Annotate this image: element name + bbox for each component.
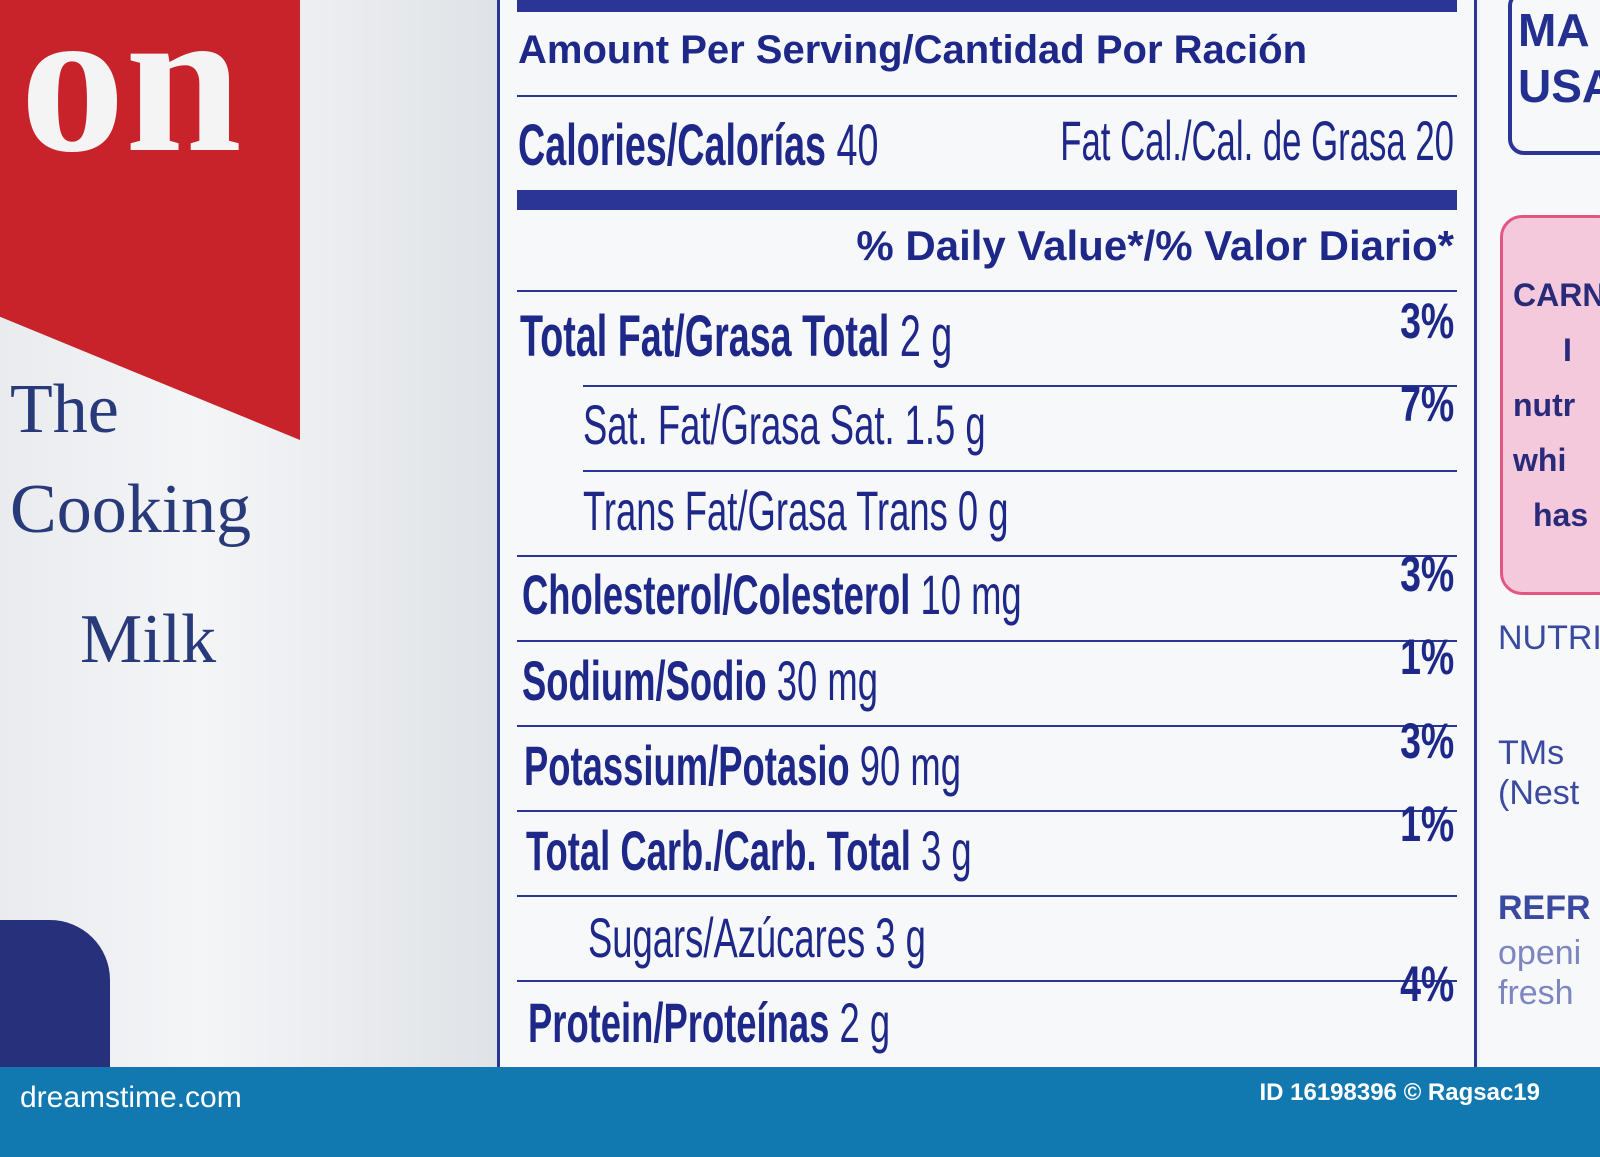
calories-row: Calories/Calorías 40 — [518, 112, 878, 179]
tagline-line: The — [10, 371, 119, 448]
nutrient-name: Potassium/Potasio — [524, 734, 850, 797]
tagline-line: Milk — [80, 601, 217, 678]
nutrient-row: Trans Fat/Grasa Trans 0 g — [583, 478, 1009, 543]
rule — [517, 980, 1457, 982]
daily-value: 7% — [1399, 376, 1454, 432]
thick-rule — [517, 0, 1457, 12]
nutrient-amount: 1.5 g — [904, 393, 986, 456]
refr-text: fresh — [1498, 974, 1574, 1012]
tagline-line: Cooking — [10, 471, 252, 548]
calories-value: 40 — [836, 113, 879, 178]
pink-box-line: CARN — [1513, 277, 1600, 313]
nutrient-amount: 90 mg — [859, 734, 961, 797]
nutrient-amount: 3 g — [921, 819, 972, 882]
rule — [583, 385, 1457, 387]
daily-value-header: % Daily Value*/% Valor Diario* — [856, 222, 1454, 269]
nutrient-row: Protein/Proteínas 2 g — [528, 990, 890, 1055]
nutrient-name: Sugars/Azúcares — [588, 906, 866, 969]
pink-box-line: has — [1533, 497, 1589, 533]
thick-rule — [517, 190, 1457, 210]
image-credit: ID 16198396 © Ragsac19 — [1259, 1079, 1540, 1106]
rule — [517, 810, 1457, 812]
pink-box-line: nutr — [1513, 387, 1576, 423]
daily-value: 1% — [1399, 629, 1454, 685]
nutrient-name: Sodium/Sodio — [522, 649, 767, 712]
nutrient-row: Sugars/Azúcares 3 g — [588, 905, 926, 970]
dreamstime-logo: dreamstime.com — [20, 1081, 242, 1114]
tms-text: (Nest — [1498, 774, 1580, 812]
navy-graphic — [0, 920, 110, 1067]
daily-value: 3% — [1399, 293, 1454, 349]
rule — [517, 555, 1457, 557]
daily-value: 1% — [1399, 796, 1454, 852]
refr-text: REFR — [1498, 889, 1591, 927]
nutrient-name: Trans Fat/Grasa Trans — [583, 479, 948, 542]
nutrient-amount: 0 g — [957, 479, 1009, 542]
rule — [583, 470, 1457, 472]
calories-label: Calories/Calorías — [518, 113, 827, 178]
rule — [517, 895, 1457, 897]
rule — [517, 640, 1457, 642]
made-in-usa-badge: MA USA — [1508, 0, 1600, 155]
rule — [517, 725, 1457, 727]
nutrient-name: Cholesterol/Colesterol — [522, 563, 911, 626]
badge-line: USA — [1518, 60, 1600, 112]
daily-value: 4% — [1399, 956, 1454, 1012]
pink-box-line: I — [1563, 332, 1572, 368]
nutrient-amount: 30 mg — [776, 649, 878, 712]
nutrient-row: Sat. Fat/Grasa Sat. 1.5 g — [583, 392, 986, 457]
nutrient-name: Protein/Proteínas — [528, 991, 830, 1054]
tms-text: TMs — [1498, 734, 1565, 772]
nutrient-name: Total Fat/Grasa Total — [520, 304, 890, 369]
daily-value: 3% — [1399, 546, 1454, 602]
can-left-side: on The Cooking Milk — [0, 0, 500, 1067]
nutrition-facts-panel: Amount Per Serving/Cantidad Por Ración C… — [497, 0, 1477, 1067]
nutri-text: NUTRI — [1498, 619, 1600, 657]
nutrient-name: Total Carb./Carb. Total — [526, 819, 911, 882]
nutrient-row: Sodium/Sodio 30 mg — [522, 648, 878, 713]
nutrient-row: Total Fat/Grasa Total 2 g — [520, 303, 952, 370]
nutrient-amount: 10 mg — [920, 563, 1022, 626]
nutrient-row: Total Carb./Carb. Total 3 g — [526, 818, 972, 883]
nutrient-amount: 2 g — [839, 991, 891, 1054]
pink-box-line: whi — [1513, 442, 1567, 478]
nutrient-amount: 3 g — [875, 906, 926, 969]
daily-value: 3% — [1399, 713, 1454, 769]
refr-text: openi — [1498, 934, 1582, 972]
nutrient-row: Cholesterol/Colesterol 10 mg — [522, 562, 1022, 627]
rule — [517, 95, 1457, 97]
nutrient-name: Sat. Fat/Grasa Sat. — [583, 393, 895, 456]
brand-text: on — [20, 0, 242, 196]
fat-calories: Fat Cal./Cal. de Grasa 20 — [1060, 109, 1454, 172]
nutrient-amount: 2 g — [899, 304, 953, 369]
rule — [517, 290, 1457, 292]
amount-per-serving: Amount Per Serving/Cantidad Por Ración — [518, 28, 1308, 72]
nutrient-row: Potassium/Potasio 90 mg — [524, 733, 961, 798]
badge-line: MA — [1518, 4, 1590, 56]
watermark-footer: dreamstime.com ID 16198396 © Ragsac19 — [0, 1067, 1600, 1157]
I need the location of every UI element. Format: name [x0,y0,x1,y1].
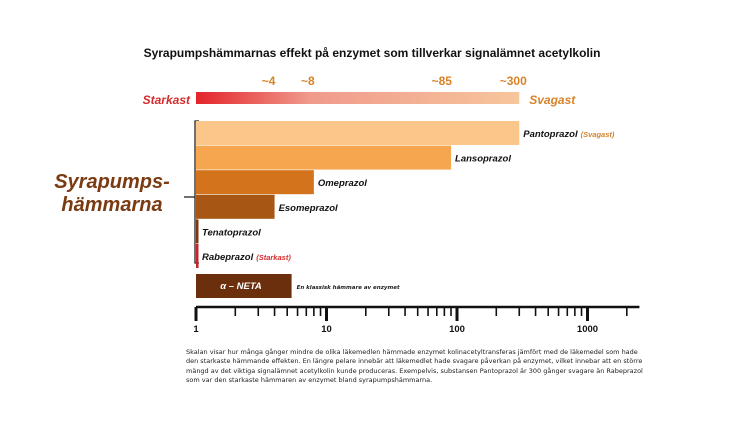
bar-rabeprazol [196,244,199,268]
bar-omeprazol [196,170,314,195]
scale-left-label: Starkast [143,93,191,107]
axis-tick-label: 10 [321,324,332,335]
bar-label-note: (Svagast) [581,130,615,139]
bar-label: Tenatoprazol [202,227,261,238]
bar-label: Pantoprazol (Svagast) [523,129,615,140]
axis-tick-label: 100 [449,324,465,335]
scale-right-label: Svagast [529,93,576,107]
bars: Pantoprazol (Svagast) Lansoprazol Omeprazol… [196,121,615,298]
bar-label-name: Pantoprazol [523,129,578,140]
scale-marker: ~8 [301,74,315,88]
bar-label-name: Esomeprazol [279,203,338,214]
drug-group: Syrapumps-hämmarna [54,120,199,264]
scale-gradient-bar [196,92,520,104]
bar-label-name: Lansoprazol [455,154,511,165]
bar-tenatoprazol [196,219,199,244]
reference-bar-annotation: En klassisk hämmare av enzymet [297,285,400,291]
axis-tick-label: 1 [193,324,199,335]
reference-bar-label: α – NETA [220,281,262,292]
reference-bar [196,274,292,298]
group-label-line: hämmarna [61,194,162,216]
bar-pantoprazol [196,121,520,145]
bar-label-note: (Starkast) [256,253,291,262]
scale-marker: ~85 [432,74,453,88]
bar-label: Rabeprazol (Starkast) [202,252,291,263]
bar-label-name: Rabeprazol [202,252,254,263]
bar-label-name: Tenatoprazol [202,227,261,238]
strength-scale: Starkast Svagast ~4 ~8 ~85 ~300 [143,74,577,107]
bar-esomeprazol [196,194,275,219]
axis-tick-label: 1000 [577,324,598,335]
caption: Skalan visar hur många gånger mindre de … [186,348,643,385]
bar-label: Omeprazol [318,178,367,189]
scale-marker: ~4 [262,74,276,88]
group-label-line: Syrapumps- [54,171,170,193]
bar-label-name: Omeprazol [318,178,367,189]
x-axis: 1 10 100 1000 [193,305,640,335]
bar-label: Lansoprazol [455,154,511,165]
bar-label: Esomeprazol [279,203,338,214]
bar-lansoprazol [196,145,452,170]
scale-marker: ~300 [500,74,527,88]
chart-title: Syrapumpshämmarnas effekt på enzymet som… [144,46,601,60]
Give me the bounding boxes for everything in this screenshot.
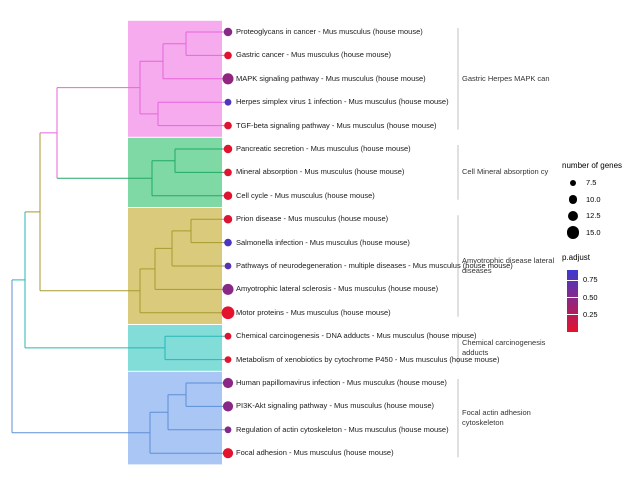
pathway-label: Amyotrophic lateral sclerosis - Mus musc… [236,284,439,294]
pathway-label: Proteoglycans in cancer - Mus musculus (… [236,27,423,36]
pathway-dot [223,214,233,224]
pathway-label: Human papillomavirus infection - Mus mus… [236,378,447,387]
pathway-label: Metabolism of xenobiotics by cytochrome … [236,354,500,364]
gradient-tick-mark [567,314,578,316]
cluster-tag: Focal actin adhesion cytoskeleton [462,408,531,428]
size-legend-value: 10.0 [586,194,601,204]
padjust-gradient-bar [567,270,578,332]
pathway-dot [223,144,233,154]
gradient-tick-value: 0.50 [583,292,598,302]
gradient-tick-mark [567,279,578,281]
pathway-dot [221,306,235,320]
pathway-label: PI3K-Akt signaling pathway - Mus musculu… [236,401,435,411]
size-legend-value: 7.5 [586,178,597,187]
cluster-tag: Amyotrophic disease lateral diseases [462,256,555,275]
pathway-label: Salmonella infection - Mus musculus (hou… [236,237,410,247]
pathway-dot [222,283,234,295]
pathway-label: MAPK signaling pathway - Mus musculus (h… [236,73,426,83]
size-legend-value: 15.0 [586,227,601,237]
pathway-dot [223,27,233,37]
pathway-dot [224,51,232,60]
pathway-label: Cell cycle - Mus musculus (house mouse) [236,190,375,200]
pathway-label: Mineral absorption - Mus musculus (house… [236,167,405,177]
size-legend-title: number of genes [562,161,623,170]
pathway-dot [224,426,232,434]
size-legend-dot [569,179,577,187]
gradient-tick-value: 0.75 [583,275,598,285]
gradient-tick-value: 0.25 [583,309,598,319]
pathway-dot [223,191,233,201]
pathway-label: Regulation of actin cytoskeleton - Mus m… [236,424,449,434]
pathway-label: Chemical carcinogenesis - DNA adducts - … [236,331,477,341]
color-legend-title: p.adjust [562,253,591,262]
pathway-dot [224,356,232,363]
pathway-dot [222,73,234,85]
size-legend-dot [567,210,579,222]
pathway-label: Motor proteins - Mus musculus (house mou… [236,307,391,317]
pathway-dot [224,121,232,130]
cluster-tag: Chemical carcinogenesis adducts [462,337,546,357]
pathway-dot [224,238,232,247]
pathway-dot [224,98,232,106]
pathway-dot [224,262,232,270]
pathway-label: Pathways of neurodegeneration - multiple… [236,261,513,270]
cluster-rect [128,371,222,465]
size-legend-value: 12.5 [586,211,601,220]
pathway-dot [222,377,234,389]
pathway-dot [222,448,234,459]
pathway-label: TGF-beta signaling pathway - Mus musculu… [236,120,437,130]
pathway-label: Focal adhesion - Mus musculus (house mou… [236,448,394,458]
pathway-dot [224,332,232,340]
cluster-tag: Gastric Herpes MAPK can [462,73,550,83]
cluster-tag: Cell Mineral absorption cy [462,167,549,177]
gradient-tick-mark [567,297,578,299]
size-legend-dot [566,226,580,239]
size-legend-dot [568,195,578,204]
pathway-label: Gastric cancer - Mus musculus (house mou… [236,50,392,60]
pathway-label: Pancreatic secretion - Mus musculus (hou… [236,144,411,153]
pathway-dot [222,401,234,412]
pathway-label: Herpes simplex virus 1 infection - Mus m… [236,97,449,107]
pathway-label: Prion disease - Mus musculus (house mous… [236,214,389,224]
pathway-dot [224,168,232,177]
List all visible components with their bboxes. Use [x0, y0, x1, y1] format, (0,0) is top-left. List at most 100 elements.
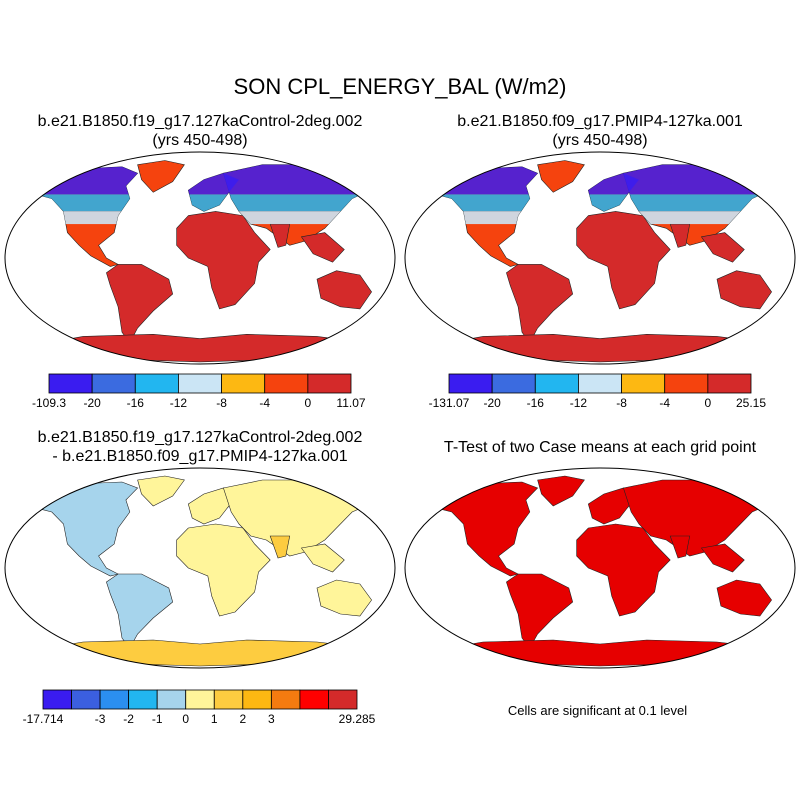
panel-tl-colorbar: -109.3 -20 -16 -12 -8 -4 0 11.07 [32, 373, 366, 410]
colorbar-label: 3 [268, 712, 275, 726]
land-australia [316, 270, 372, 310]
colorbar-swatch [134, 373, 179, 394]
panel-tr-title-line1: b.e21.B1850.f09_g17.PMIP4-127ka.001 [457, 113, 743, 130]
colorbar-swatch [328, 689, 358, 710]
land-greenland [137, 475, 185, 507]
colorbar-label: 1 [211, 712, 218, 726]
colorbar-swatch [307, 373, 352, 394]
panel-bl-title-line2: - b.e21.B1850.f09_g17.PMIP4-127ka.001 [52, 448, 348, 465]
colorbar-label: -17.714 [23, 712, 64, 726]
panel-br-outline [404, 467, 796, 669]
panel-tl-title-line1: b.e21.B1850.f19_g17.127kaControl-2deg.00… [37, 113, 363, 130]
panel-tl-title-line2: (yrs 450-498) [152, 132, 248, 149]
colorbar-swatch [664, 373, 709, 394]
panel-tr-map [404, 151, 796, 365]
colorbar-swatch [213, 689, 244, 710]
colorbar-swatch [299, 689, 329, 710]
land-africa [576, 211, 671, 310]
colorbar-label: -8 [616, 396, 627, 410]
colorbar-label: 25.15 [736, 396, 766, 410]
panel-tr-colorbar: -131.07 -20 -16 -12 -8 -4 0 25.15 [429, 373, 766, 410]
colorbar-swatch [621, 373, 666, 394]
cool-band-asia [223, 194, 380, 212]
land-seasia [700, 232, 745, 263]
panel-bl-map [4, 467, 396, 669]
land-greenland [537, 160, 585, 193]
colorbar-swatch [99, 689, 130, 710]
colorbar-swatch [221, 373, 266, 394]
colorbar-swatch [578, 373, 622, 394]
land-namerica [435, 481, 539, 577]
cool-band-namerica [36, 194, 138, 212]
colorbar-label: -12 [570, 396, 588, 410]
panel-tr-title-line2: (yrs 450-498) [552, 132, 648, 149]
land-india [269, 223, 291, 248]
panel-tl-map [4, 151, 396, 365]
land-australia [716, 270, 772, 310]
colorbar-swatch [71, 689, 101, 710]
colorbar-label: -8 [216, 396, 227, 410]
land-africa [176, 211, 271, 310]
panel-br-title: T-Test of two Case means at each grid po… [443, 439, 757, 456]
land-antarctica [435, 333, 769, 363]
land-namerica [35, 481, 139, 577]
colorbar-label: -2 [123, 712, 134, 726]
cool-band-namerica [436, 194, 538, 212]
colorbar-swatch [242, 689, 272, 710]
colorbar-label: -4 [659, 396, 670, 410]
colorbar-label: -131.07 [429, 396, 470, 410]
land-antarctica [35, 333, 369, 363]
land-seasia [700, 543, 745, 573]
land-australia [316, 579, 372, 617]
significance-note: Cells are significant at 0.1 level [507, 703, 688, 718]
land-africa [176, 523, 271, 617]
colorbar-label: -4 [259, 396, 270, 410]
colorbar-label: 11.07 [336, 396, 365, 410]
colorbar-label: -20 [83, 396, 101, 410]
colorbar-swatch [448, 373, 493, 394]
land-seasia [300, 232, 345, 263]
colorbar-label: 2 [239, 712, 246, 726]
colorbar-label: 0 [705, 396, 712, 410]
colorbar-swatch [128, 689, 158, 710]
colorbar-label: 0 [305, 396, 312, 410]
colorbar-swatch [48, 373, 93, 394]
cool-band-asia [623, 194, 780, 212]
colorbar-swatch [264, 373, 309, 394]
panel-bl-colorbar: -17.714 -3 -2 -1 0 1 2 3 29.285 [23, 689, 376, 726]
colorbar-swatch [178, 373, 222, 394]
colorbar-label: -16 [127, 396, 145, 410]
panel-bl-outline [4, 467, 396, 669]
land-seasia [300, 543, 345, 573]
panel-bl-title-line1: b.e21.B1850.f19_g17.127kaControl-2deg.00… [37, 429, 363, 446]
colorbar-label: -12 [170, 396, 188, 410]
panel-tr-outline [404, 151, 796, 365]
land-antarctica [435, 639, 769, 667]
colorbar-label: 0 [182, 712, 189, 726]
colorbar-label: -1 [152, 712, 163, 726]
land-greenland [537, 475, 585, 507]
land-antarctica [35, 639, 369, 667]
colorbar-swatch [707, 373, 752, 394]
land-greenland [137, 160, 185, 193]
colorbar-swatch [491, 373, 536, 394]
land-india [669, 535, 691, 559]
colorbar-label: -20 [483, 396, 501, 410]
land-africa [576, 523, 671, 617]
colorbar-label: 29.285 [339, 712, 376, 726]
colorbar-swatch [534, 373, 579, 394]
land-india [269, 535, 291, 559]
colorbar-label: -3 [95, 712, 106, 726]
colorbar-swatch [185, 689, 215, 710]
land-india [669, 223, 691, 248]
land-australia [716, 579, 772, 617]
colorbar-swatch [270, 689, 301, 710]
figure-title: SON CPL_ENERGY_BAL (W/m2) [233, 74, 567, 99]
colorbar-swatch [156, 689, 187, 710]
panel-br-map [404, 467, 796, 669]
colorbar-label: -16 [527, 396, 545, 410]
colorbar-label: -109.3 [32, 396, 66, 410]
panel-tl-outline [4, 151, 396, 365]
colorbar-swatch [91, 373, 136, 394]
§
Only the number is wanted: how many lines in the entries above contain the word "Potassium"?

▸ **Your response**: 2